Return the full material exactly.

[THE RECORDS start]

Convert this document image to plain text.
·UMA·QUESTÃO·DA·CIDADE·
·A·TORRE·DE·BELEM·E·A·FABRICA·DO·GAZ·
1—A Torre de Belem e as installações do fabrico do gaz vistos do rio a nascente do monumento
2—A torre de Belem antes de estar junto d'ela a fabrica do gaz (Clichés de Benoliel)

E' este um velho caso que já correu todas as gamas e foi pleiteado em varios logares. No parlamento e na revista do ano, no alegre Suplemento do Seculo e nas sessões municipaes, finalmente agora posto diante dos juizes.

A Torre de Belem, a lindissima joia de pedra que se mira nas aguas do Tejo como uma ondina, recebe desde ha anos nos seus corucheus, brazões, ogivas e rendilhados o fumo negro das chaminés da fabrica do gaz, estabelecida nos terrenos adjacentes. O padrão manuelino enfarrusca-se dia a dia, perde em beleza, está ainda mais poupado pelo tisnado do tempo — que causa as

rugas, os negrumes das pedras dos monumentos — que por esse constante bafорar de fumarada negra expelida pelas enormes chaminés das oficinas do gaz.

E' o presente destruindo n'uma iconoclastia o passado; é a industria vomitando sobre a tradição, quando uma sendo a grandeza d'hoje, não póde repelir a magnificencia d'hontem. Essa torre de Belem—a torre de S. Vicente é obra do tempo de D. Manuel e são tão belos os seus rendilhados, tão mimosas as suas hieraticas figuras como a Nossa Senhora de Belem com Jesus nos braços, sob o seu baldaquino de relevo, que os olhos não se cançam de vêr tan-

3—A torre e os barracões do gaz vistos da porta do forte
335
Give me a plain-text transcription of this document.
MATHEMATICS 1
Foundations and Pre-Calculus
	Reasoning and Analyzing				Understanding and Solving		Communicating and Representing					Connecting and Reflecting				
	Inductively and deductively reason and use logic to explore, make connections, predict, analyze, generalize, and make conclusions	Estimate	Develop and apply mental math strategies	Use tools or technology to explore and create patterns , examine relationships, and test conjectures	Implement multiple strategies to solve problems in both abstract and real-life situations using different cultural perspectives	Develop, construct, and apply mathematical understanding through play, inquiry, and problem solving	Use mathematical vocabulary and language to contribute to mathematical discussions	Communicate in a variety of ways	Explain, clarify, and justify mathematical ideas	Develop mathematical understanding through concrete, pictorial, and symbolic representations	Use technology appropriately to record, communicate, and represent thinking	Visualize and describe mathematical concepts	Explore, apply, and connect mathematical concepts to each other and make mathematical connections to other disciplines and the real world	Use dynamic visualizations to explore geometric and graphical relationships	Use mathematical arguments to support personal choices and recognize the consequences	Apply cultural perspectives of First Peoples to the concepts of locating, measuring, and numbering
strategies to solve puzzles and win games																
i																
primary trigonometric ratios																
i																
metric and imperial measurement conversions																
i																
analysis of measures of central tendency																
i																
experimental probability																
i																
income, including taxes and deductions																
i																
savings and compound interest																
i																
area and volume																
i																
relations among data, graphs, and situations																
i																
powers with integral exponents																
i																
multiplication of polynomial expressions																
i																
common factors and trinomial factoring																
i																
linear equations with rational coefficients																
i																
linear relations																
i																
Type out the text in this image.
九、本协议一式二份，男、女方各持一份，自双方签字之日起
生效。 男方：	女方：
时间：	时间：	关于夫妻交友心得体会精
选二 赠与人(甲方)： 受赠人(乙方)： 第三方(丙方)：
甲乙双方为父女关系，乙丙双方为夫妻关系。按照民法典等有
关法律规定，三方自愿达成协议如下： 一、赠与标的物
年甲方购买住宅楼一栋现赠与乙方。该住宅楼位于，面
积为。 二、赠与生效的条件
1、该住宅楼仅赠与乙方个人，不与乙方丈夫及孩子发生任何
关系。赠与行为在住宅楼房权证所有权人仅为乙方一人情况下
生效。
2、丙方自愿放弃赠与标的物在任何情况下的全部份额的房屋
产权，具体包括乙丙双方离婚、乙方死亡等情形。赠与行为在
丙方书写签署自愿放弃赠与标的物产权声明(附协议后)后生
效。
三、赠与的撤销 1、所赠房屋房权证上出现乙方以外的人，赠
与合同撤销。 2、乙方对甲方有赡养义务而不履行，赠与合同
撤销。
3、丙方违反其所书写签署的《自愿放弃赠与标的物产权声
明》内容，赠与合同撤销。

[THE RECORDS end]

→ **SOLUTION TO THIS TASK**:
Convert this document image to plain text.
·UMA·QUESTÃO·DA·CIDADE·
·A·TORRE·DE·BELEM·E·A·FABRICA·DO·GAZ·
1—A Torre de Belem e as installações do fabrico do gaz vistos do rio a nascente do monumento
2—A torre de Belem antes de estar junto d'ela a fabrica do gaz (Clichés de Benoliel)

E' este um velho caso que já correu todas as gamas e foi pleiteado em varios logares. No parlamento e na revista do ano, no alegre Suplemento do Seculo e nas sessões municipaes, finalmente agora posto diante dos juizes.

A Torre de Belem, a lindissima joia de pedra que se mira nas aguas do Tejo como uma ondina, recebe desde ha anos nos seus corucheus, brazões, ogivas e rendilhados o fumo negro das chaminés da fabrica do gaz, estabelecida nos terrenos adjacentes. O padrão manuelino enfarrusca-se dia a dia, perde em beleza, está ainda mais poupado pelo tisnado do tempo — que causa as

rugas, os negrumes das pedras dos monumentos — que por esse constante bafорar de fumarada negra expelida pelas enormes chaminés das oficinas do gaz.

E' o presente destruindo n'uma iconoclastia o passado; é a industria vomitando sobre a tradição, quando uma sendo a grandeza d'hoje, não póde repelir a magnificencia d'hontem. Essa torre de Belem—a torre de S. Vicente é obra do tempo de D. Manuel e são tão belos os seus rendilhados, tão mimosas as suas hieraticas figuras como a Nossa Senhora de Belem com Jesus nos braços, sob o seu baldaquino de relevo, que os olhos não se cançam de vêr tan-

3—A torre e os barracões do gaz vistos da porta do forte
335
Give me a plain-text transcription of this document.
MATHEMATICS 1
Foundations and Pre-Calculus
	Reasoning and Analyzing				Understanding and Solving		Communicating and Representing					Connecting and Reflecting				
	Inductively and deductively reason and use logic to explore, make connections, predict, analyze, generalize, and make conclusions	Estimate	Develop and apply mental math strategies	Use tools or technology to explore and create patterns , examine relationships, and test conjectures	Implement multiple strategies to solve problems in both abstract and real-life situations using different cultural perspectives	Develop, construct, and apply mathematical understanding through play, inquiry, and problem solving	Use mathematical vocabulary and language to contribute to mathematical discussions	Communicate in a variety of ways	Explain, clarify, and justify mathematical ideas	Develop mathematical understanding through concrete, pictorial, and symbolic representations	Use technology appropriately to record, communicate, and represent thinking	Visualize and describe mathematical concepts	Explore, apply, and connect mathematical concepts to each other and make mathematical connections to other disciplines and the real world	Use dynamic visualizations to explore geometric and graphical relationships	Use mathematical arguments to support personal choices and recognize the consequences	Apply cultural perspectives of First Peoples to the concepts of locating, measuring, and numbering
strategies to solve puzzles and win games																
i																
primary trigonometric ratios																
i																
metric and imperial measurement conversions																
i																
analysis of measures of central tendency																
i																
experimental probability																
i																
income, including taxes and deductions																
i																
savings and compound interest																
i																
area and volume																
i																
relations among data, graphs, and situations																
i																
powers with integral exponents																
i																
multiplication of polynomial expressions																
i																
common factors and trinomial factoring																
i																
linear equations with rational coefficients																
i																
linear relations																
i																
Type out the text in this image.
九、本协议一式二份，男、女方各持一份，自双方签字之日起
生效。 男方：	女方：
时间：	时间：	关于夫妻交友心得体会精
选二 赠与人(甲方)： 受赠人(乙方)： 第三方(丙方)：
甲乙双方为父女关系，乙丙双方为夫妻关系。按照民法典等有
关法律规定，三方自愿达成协议如下： 一、赠与标的物
年甲方购买住宅楼一栋现赠与乙方。该住宅楼位于，面
积为。 二、赠与生效的条件
1、该住宅楼仅赠与乙方个人，不与乙方丈夫及孩子发生任何
关系。赠与行为在住宅楼房权证所有权人仅为乙方一人情况下
生效。
2、丙方自愿放弃赠与标的物在任何情况下的全部份额的房屋
产权，具体包括乙丙双方离婚、乙方死亡等情形。赠与行为在
丙方书写签署自愿放弃赠与标的物产权声明(附协议后)后生
效。
三、赠与的撤销 1、所赠房屋房权证上出现乙方以外的人，赠
与合同撤销。 2、乙方对甲方有赡养义务而不履行，赠与合同
撤销。
3、丙方违反其所书写签署的《自愿放弃赠与标的物产权声
明》内容，赠与合同撤销。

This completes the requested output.